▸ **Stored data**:
--- start ---
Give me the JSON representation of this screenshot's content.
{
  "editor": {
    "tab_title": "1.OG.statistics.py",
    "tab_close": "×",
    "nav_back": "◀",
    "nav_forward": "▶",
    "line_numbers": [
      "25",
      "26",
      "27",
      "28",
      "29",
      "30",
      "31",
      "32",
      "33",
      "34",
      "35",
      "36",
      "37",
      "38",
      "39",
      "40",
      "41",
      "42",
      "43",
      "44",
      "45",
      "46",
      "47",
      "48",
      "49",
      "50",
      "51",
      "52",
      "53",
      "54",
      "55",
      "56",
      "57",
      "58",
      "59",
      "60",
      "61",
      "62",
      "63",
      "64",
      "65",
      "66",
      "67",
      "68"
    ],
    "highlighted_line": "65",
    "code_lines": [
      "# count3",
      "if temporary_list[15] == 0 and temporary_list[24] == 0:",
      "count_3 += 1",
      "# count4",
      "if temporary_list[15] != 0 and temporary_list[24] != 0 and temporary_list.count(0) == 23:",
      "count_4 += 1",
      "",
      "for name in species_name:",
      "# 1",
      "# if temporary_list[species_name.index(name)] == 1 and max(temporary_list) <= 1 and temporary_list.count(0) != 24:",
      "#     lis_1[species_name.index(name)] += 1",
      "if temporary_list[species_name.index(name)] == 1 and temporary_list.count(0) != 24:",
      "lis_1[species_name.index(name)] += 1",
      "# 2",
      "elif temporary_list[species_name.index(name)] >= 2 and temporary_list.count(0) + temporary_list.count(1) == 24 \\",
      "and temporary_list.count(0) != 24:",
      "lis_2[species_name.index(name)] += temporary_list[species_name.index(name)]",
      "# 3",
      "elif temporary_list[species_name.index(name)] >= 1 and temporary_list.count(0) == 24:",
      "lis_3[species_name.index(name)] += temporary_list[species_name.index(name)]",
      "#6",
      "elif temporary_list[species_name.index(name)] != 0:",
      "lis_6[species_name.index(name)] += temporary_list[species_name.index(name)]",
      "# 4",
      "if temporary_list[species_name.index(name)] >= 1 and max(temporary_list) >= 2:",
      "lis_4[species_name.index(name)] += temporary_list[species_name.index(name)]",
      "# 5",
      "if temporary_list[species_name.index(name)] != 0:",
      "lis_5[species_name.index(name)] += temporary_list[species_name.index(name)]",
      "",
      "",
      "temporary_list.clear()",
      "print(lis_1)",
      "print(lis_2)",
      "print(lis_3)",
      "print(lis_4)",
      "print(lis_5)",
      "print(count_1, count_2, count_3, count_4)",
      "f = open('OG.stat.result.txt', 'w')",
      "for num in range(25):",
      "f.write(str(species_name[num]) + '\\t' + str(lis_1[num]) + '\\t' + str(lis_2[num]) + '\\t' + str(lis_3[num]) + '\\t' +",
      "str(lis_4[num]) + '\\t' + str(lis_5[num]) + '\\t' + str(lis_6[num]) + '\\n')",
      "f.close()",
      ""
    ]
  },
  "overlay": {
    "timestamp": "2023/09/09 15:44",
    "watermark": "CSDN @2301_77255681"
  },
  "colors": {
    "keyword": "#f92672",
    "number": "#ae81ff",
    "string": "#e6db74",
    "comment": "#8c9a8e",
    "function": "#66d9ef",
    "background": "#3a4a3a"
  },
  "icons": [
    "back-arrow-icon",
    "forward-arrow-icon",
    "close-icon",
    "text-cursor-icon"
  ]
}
--- end ---
Print the listing above in its entirety, with every line exact.

Give me the JSON representation of this screenshot's content.
{
  "editor": {
    "tab_title": "1.OG.statistics.py",
    "tab_close": "×",
    "nav_back": "◀",
    "nav_forward": "▶",
    "line_numbers": [
      "25",
      "26",
      "27",
      "28",
      "29",
      "30",
      "31",
      "32",
      "33",
      "34",
      "35",
      "36",
      "37",
      "38",
      "39",
      "40",
      "41",
      "42",
      "43",
      "44",
      "45",
      "46",
      "47",
      "48",
      "49",
      "50",
      "51",
      "52",
      "53",
      "54",
      "55",
      "56",
      "57",
      "58",
      "59",
      "60",
      "61",
      "62",
      "63",
      "64",
      "65",
      "66",
      "67",
      "68"
    ],
    "highlighted_line": "65",
    "code_lines": [
      "# count3",
      "if temporary_list[15] == 0 and temporary_list[24] == 0:",
      "count_3 += 1",
      "# count4",
      "if temporary_list[15] != 0 and temporary_list[24] != 0 and temporary_list.count(0) == 23:",
      "count_4 += 1",
      "",
      "for name in species_name:",
      "# 1",
      "# if temporary_list[species_name.index(name)] == 1 and max(temporary_list) <= 1 and temporary_list.count(0) != 24:",
      "#     lis_1[species_name.index(name)] += 1",
      "if temporary_list[species_name.index(name)] == 1 and temporary_list.count(0) != 24:",
      "lis_1[species_name.index(name)] += 1",
      "# 2",
      "elif temporary_list[species_name.index(name)] >= 2 and temporary_list.count(0) + temporary_list.count(1) == 24 \\",
      "and temporary_list.count(0) != 24:",
      "lis_2[species_name.index(name)] += temporary_list[species_name.index(name)]",
      "# 3",
      "elif temporary_list[species_name.index(name)] >= 1 and temporary_list.count(0) == 24:",
      "lis_3[species_name.index(name)] += temporary_list[species_name.index(name)]",
      "#6",
      "elif temporary_list[species_name.index(name)] != 0:",
      "lis_6[species_name.index(name)] += temporary_list[species_name.index(name)]",
      "# 4",
      "if temporary_list[species_name.index(name)] >= 1 and max(temporary_list) >= 2:",
      "lis_4[species_name.index(name)] += temporary_list[species_name.index(name)]",
      "# 5",
      "if temporary_list[species_name.index(name)] != 0:",
      "lis_5[species_name.index(name)] += temporary_list[species_name.index(name)]",
      "",
      "",
      "temporary_list.clear()",
      "print(lis_1)",
      "print(lis_2)",
      "print(lis_3)",
      "print(lis_4)",
      "print(lis_5)",
      "print(count_1, count_2, count_3, count_4)",
      "f = open('OG.stat.result.txt', 'w')",
      "for num in range(25):",
      "f.write(str(species_name[num]) + '\\t' + str(lis_1[num]) + '\\t' + str(lis_2[num]) + '\\t' + str(lis_3[num]) + '\\t' +",
      "str(lis_4[num]) + '\\t' + str(lis_5[num]) + '\\t' + str(lis_6[num]) + '\\n')",
      "f.close()",
      ""
    ]
  },
  "overlay": {
    "timestamp": "2023/09/09 15:44",
    "watermark": "CSDN @2301_77255681"
  },
  "colors": {
    "keyword": "#f92672",
    "number": "#ae81ff",
    "string": "#e6db74",
    "comment": "#8c9a8e",
    "function": "#66d9ef",
    "background": "#3a4a3a"
  },
  "icons": [
    "back-arrow-icon",
    "forward-arrow-icon",
    "close-icon",
    "text-cursor-icon"
  ]
}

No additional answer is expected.